**What the task requires:**
Find the lines containing "name" and say how many there are, with no other words.

# START OF Listing

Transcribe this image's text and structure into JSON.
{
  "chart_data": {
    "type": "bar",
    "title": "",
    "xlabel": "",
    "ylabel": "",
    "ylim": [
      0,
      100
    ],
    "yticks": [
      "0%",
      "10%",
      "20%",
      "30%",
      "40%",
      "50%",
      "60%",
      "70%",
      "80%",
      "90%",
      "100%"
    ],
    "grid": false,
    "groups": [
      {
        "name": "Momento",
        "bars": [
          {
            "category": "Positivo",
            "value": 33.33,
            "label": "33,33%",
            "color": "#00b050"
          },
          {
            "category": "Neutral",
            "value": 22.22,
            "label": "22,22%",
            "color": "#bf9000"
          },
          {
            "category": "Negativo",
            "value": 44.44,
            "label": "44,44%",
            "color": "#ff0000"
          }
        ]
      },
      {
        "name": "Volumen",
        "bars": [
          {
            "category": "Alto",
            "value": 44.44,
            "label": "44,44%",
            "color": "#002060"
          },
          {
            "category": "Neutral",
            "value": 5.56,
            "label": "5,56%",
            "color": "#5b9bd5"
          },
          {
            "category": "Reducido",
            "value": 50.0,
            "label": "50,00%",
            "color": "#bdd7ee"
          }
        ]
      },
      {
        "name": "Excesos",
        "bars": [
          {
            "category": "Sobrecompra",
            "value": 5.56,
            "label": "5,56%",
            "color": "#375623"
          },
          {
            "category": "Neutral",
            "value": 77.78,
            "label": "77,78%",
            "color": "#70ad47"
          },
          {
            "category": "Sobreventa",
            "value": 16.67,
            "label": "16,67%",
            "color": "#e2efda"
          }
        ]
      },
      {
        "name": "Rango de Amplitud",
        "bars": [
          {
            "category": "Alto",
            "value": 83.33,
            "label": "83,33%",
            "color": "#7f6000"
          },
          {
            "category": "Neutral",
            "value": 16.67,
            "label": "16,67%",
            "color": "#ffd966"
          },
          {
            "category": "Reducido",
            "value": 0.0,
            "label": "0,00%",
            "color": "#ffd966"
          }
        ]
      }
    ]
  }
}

# END OF Listing

**Task result:**
4